Searching for Captain Daniel Malcolm's gravestone in Copp's Hill Burying Ground in Boston


From an informative marker in Copp's Hill Burying Ground:

Fascinating people from Boston's history lie in this burying ground. Look to the left for the double [it's actually a triple] Worthylake gravestone, dating from 1718. Worthylake was the first keeper of the Boston Light. He and his wife and daughter drowned as they rowed to town from Noodle's Island (now East Boston) on a November Day.

If you were at the Copp's Hill Burying Ground on Wednesday, you may have heard a man with an English accent calling across the cemetery, "Did you find it? Is it from 1769?", to which an American woman shouted, "No, but I don't think that this is Snowhill Street!" Were Tony and I looking for buried treasure or for a long lost relative? Nope! We were on the quest of an interesting story - something that people who make YouTube videos and bloggers seem to have in common.

After spotting the aforementioned Worthylake family triple gravestone without any difficulties, Tony and I were stumped by the next set of clues:

"Wander down the path towards Snowhill Street and turn in, behind the tree on the left, to find the Daniel Malcolm stone of 1769. This merchant of Fleet Street opposed the British Revenue Acts by smuggling 60 kegs of wine into Boston from a ship. Legend says that British soldiers read his epitaph and then used the stone for target practice, leaving bullet marks on it."

> GIVEN RECORDS

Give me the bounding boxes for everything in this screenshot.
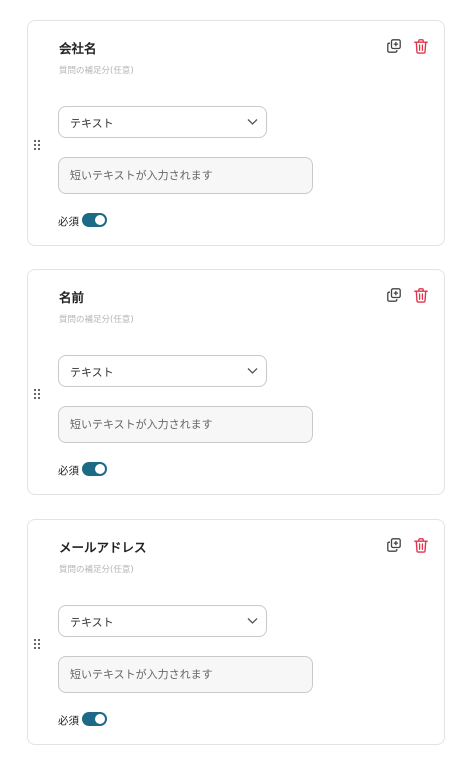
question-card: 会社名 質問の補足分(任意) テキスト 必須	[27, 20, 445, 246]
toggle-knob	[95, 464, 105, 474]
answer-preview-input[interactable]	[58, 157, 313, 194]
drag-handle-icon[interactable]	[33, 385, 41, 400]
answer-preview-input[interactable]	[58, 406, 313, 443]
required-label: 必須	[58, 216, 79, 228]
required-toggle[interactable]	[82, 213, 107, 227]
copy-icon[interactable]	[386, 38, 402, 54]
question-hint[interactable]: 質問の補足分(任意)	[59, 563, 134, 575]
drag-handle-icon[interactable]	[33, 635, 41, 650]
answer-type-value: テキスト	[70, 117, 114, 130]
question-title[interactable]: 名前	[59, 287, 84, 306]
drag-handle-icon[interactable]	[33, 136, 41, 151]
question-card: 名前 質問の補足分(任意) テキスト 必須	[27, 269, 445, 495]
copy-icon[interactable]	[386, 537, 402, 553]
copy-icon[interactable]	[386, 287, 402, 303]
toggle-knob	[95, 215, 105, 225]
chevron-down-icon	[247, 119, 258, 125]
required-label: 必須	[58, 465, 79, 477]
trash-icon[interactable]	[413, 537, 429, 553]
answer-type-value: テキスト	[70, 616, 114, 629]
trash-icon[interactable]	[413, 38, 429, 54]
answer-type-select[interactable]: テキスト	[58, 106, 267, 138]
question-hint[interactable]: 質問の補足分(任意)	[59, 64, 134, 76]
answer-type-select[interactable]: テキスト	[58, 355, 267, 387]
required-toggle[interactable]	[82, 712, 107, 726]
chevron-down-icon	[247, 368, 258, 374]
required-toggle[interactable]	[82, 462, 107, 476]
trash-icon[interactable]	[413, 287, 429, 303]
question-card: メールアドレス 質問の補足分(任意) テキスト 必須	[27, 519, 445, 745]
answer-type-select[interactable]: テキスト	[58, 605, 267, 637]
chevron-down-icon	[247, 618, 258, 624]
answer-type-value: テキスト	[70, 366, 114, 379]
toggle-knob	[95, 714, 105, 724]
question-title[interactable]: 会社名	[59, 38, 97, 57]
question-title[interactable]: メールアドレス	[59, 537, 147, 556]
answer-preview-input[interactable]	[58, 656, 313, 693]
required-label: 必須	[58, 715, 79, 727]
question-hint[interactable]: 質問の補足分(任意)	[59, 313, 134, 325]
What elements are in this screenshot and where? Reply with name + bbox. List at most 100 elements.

> PROBLEM SET
1 – From the Copp's Hill Burying Ground post, reproduce the passage between "From an informative" and "have in common.", inclusive.
2 – Answer these questions using the Copp's Hill Burying Ground post:
(a) From what year does the Worthylake gravestone date?
(b) By what name is Noodle's Island now known?
(c) How many kegs of wine did Daniel Malcolm smuggle into Boston?
3 – Continue the post about searching for the Daniel Malcolm gravestone in Copp's Hill Burying Ground, beginning after its final sentence.

> ANSWERS TO THE PROBLEMS
1 –
From an informative marker in Copp's Hill Burying Ground:

Fascinating people from Boston's history lie in this burying ground. Look to the left for the double [it's actually a triple] Worthylake gravestone, dating from 1718. Worthylake was the first keeper of the Boston Light. He and his wife and daughter drowned as they rowed to town from Noodle's Island (now East Boston) on a November Day.

If you were at the Copp's Hill Burying Ground on Wednesday, you may have heard a man with an English accent calling across the cemetery, "Did you find it? Is it from 1769?", to which an American woman shouted, "No, but I don't think that this is Snowhill Street!" Were Tony and I looking for buried treasure or for a long lost relative? Nope! We were on the quest of an interesting story - something that people who make YouTube videos and bloggers seem to have in common.

2 –
(a) 1718
(b) East Boston
(c) 60

3 –
When Tony spied a large white monument at the bottom of the cemetery, he remarked that it would have made a good target and noted that some of the notches looked like bullet marks. But as we weren't near Snowhill Street, we went back to re-read the marker before spreading out like a pair of detectives on a difficult case. It wasn't long before Tony pointed to the stone in front of him and said, "I think that this is it" before adding that he wasn't sure because there weren't any signs of bullet marks. Since we were following the Freedom Trail and I was feeling rather patriotic, I couldn't help but reply that perhaps there weren't any marks because the British soldiers weren't very accurate marksmen. But a strange thing happened when I put the camera's viewfinder to my eye. There they were -- the marks from the bullets, including a perfect shot that punctured the death's head on the gravestone.

Captain Daniel Malcolm's tombstone is on the left.
Ann Malcolm's tombstone is the smaller one of the right.

A "winged skull" or "death's head" is carved on the gravestones of Captain Daniel Malcolm and his wife, Ann Malcolm, just as it is on 80% of the tombstones in Copp's Hill. A symbol of death and mortality, the death's head has been used since the medieval period and reflects the influence of the Puritan religion.
Here he's buried in a 
Stone Grave 10 feet deep
Cap DANIEL MALCOLM Mercht
who departed this Life
october 23rd 1769
Aged 44 Years
a true son of Liberty
a Friend to the Publick
An Enemy to oppression
and one of the foremost
in opposing the Revenue Acts
on America.

Comments

  1. Now the story is how did you not see the holes? They look so obvious. That's such a curious thing--makes me wonder what else we might be missing by not seeing the world through a lens.

    I love old graveyards too. Philadelphia has some fine ones. And in Kentucky where I went to college, friends took me to a graveyard to see a tombstone with my name on it! Yikes. And my last name is not that common. Oh well.

    It's it interesting the difference in cemeteries? Pere Lachaise looks like a city, with robust architecture, streets and the such. Here our cemeteries are graveyards.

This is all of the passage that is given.